[Aim of the task]:
Filter this listing down to the lines that contain the word "Buchhandlung", and copy them.

[Exercise inputs]:
##############################

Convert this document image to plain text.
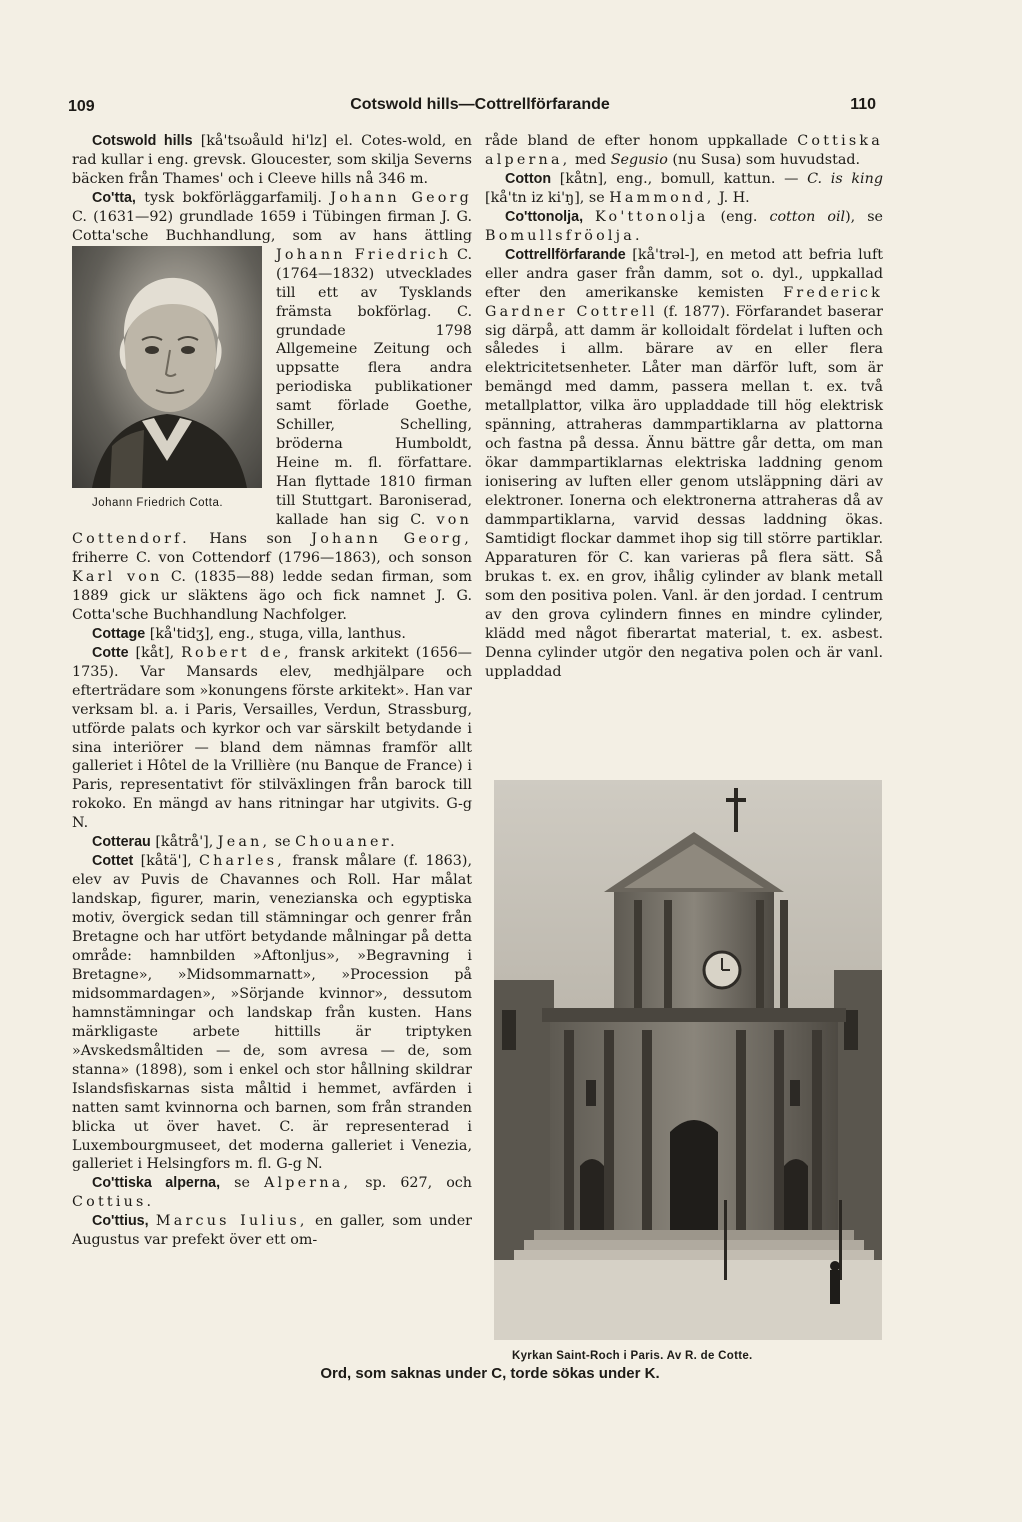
109	Cotswold hills—Cottrellförfarande	110

Cotswold hills [kå'tsωåuld hi'lz] el. Cotes-wold, en rad kullar i eng. grevsk. Gloucester, som skilja Severns bäcken från Thames' och i Cleeve hills nå 346 m.

Co'tta, tysk bokförläggarfamilj. Johann Georg C. (1631—92) grundlade 1659 i Tübingen firman J. G. Cotta'sche Buchhandlung, som av hans ättling Johann Friedrich
Johann Friedrich Cotta.
C. (1764—1832) utvecklades till ett av Tysklands främsta bokförlag. C. grundade 1798 Allgemeine Zeitung och uppsatte flera andra periodiska publikationer samt förlade Goethe, Schiller, Schelling, bröderna Humboldt, Heine m. fl. författare. Han flyttade 1810 firman till Stuttgart. Baroniserad, kallade han sig C. von Cottendorf. Hans son Johann Georg, friherre C. von Cottendorf (1796—1863), och sonson Karl von C. (1835—88) ledde sedan firman, som 1889 gick ur släktens ägo och fick namnet J. G. Cotta'sche Buchhandlung Nachfolger.

Cottage [kå'tidʒ], eng., stuga, villa, lanthus.

Cotte [kåt], Robert de, fransk arkitekt (1656—1735). Var Mansards elev, medhjälpare och efterträdare som »konungens förste arkitekt». Han var verksam bl. a. i Paris, Versailles, Verdun, Strassburg, utförde palats och kyrkor och var särskilt betydande i sina interiörer — bland dem nämnas framför allt galleriet i Hôtel de la Vrillière (nu Banque de France) i Paris, representativt för stilväxlingen från barock till rokoko. En mängd av hans ritningar har utgivits. G-g N.

Cotterau [kåtrå'], Jean, se Chouaner.

Cottet [kåtä'], Charles, fransk målare (f. 1863), elev av Puvis de Chavannes och Roll. Har målat landskap, figurer, marin, venezianska och egyptiska motiv, övergick sedan till stämningar och genrer från Bretagne och har utfört betydande målningar på detta område: hamnbilden »Aftonljus», »Begravning i Bretagne», »Midsommarnatt», »Procession på midsommardagen», »Sörjande kvinnor», dessutom hamnstämningar och landskap från kusten. Hans märkligaste arbete hittills är triptyken »Avskedsmåltiden — de, som avresa — de, som stanna» (1898), som i enkel och stor hållning skildrar Islandsfiskarnas sista måltid i hemmet, avfärden i natten samt kvinnorna och barnen, som från stranden blicka ut över havet. C. är representerad i Luxembourgmuseet, det moderna galleriet i Venezia, galleriet i Helsingfors m. fl. G-g N.

Co'ttiska alperna, se Alperna, sp. 627, och Cottius.

Co'ttius, Marcus Iulius, en galler, som under Augustus var prefekt över ett om-

råde bland de efter honom uppkallade Cottiska alperna, med Segusio (nu Susa) som huvudstad.

Cotton [kåtn], eng., bomull, kattun. — C. is king [kå'tn iz ki'ŋ], se Hammond, J. H.

Co'ttonolja, Ko'ttonolja (eng. cotton oil), se Bomullsfröolja.

Cottrellförfarande [kå'trəl-], en metod att befria luft eller andra gaser från damm, sot o. dyl., uppkallad efter den amerikanske kemisten Frederick Gardner Cottrell (f. 1877). Förfarandet baserar sig därpå, att damm är kolloidalt fördelat i luften och således i allm. bärare av en eller flera elektricitetsenheter. Låter man därför luft, som är bemängd med damm, passera mellan t. ex. två metallplattor, vilka äro uppladdade till hög elektrisk spänning, attraheras dammpartiklarna av plattorna och fastna på dessa. Ännu bättre går detta, om man ökar dammpartiklarnas elektriska laddning genom ionisering av luften eller genom utsläppning däri av elektroner. Ionerna och elektronerna attraheras då av dammpartiklarna, varvid dessas laddning ökas. Samtidigt flockar dammet ihop sig till större partiklar. Apparaturen för C. kan varieras på flera sätt. Så brukas t. ex. en grov, ihålig cylinder av blank metall som den positiva polen. Vanl. är den jordad. I centrum av den grova cylindern finnes en mindre cylinder, klädd med något fiberartat material, t. ex. asbest. Denna cylinder utgör den negativa polen och är vanl. uppladdad

Kyrkan Saint-Roch i Paris. Av R. de Cotte.
Ord, som saknas under C, torde sökas under K.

##############################

[Finished exercise]:
Co'tta, tysk bokförläggarfamilj. Johann Georg C. (1631—92) grundlade 1659 i Tübingen firman J. G. Cotta'sche Buchhandlung, som av hans ättling Johann Friedrich
C. (1764—1832) utvecklades till ett av Tysklands främsta bokförlag. C. grundade 1798 Allgemeine Zeitung och uppsatte flera andra periodiska publikationer samt förlade Goethe, Schiller, Schelling, bröderna Humboldt, Heine m. fl. författare. Han flyttade 1810 firman till Stuttgart. Baroniserad, kallade han sig C. von Cottendorf. Hans son Johann Georg, friherre C. von Cottendorf (1796—1863), och sonson Karl von C. (1835—88) ledde sedan firman, som 1889 gick ur släktens ägo och fick namnet J. G. Cotta'sche Buchhandlung Nachfolger.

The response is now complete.